[TASK REQUIREMENTS]: Locate all lines in the data below that hold "mode" and show them.

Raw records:
--- start ---

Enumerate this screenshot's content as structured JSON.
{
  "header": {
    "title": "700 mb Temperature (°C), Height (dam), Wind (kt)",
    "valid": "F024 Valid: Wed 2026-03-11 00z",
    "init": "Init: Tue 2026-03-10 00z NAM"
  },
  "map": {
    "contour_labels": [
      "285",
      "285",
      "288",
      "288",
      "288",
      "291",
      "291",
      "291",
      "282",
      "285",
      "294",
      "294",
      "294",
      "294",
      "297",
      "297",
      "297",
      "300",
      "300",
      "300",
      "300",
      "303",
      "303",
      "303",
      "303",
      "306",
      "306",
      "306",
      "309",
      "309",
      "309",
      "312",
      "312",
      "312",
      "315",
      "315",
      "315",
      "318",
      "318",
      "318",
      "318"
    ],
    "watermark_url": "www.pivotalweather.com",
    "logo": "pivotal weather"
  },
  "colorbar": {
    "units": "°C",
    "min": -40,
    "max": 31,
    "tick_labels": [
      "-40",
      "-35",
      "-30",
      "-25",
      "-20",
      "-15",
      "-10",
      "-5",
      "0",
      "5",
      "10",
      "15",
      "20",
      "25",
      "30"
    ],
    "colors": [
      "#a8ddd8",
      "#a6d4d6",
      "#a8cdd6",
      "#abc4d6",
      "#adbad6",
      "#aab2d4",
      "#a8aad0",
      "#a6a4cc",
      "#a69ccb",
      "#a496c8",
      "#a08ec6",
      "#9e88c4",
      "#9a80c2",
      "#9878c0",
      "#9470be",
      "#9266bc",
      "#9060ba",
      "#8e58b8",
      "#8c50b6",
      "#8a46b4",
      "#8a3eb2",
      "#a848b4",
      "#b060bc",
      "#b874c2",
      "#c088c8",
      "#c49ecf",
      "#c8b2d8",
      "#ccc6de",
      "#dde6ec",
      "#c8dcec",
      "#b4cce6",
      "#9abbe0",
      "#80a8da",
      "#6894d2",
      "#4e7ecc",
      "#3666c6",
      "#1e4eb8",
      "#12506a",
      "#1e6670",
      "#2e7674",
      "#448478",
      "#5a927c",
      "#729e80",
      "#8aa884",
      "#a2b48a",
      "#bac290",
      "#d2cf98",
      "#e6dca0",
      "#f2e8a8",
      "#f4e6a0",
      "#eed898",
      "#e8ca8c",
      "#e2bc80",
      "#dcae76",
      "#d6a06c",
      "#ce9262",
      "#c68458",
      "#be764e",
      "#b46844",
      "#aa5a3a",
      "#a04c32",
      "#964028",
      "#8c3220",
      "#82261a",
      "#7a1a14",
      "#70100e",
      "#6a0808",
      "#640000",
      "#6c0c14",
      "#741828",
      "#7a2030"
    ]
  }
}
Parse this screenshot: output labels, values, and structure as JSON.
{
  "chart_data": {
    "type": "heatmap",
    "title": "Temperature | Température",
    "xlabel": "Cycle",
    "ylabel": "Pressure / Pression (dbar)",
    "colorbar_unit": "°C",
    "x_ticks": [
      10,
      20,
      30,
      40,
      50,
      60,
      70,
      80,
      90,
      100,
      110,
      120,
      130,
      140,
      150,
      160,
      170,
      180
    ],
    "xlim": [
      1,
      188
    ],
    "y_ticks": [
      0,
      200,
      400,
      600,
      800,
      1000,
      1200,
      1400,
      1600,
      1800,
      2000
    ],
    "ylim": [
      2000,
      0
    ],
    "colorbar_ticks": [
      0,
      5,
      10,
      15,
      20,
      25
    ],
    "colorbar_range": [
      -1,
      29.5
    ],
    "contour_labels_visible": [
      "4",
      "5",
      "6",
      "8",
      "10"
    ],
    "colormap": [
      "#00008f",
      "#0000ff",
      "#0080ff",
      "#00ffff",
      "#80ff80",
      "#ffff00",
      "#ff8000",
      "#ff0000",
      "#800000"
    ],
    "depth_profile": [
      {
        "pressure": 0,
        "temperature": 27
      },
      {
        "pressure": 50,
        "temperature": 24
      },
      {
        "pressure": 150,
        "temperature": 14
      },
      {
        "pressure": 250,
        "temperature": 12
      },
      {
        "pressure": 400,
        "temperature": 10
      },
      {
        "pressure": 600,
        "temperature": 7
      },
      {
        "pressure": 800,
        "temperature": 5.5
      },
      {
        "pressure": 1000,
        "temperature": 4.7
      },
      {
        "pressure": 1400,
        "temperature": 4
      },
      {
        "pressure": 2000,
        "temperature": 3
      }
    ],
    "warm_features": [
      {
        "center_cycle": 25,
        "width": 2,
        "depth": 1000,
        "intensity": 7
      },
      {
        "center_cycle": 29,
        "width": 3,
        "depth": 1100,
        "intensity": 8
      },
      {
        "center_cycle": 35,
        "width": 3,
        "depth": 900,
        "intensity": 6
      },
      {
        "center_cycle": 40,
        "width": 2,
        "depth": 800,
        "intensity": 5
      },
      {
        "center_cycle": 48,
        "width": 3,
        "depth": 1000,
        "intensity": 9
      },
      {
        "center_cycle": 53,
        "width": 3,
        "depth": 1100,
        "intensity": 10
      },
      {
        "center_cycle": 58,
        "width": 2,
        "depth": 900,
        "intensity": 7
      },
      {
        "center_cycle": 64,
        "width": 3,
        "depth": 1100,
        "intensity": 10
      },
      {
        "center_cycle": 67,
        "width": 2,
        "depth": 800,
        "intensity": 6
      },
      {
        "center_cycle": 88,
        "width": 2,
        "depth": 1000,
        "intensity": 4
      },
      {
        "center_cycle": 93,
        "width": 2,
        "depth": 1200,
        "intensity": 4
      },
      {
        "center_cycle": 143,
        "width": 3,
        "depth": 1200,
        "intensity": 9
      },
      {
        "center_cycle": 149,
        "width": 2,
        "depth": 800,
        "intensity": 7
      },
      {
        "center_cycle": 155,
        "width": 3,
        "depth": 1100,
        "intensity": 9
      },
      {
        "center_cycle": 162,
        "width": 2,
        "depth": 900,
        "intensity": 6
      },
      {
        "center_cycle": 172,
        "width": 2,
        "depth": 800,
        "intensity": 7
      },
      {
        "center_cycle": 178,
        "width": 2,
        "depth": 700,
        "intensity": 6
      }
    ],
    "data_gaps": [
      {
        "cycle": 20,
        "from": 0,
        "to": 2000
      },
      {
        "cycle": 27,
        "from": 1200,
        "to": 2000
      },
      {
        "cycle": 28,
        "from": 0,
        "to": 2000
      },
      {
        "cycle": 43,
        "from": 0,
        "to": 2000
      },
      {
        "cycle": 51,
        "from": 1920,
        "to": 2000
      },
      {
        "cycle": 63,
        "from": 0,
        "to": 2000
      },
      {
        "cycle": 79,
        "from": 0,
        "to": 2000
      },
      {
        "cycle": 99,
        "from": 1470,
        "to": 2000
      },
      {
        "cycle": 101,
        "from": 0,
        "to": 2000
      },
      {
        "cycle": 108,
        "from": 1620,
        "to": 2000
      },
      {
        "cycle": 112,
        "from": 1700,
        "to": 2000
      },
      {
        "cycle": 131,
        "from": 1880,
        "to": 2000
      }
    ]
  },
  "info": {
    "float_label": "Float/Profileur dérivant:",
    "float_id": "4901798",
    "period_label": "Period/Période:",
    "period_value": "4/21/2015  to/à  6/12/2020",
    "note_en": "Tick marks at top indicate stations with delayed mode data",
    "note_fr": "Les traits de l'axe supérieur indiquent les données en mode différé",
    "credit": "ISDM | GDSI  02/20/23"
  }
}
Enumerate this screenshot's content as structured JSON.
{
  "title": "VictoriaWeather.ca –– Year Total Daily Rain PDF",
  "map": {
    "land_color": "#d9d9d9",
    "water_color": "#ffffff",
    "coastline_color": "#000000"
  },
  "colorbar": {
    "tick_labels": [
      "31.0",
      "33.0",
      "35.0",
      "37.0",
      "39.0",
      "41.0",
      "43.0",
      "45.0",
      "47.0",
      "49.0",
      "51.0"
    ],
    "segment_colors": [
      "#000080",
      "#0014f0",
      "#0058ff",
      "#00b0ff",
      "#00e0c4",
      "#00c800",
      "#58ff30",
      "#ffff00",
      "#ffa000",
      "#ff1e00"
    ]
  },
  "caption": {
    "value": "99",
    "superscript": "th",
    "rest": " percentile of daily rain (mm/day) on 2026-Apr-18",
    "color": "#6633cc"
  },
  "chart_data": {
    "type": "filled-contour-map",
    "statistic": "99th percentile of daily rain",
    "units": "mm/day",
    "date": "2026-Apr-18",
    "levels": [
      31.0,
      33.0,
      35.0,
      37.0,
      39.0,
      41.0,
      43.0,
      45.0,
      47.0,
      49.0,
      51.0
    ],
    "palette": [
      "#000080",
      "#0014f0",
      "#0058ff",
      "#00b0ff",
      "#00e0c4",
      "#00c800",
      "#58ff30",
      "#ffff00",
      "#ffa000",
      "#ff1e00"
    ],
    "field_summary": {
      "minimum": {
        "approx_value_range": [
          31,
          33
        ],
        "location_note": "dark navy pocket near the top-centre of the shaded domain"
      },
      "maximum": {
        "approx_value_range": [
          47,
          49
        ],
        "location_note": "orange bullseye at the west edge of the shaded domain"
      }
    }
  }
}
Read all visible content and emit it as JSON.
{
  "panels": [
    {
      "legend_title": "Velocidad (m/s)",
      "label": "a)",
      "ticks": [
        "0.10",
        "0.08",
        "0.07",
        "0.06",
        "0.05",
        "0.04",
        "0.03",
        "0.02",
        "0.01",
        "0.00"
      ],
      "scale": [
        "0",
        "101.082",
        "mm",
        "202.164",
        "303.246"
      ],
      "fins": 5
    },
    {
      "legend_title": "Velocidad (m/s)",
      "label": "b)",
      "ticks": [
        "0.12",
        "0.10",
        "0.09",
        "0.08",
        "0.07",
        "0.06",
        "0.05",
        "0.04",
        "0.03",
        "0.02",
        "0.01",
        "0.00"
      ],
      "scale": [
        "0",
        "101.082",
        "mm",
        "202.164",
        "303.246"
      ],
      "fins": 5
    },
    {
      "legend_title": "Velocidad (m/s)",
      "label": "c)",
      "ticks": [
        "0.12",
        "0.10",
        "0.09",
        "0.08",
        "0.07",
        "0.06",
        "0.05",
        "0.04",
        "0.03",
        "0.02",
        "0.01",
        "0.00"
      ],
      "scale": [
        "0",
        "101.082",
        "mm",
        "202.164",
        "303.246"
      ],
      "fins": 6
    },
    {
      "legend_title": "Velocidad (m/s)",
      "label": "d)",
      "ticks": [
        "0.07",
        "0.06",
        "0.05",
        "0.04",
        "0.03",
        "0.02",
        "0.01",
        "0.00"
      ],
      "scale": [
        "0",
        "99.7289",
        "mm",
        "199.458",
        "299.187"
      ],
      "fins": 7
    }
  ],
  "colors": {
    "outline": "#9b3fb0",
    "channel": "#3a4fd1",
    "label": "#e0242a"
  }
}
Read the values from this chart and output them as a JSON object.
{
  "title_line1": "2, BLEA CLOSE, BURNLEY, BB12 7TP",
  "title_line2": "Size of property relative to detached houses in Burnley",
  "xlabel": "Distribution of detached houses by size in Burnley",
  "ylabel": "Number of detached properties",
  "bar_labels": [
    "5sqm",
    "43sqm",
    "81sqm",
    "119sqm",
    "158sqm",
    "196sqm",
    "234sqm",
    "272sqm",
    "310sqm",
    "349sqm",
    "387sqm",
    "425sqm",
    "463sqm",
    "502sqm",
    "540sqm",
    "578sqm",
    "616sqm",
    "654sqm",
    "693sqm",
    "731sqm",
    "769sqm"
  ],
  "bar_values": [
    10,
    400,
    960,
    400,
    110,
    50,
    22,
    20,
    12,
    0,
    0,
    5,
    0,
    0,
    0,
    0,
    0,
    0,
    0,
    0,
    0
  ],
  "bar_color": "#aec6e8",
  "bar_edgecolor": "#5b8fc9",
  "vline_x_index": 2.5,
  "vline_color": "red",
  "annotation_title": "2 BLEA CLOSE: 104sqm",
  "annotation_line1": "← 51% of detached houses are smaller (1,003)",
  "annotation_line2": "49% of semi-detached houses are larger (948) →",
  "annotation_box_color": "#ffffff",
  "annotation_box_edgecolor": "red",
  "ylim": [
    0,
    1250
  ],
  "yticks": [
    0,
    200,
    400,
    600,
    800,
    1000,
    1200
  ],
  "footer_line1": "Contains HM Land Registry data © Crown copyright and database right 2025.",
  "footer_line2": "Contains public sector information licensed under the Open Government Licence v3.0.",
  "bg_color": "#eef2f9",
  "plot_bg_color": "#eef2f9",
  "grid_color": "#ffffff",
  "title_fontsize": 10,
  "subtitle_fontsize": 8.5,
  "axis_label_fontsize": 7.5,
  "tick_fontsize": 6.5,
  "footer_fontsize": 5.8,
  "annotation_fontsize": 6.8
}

--- end ---

[FINISHED TASK]:
    "note_en": "Tick marks at top indicate stations with delayed mode data",
    "note_fr": "Les traits de l'axe supérieur indiquent les données en mode différé",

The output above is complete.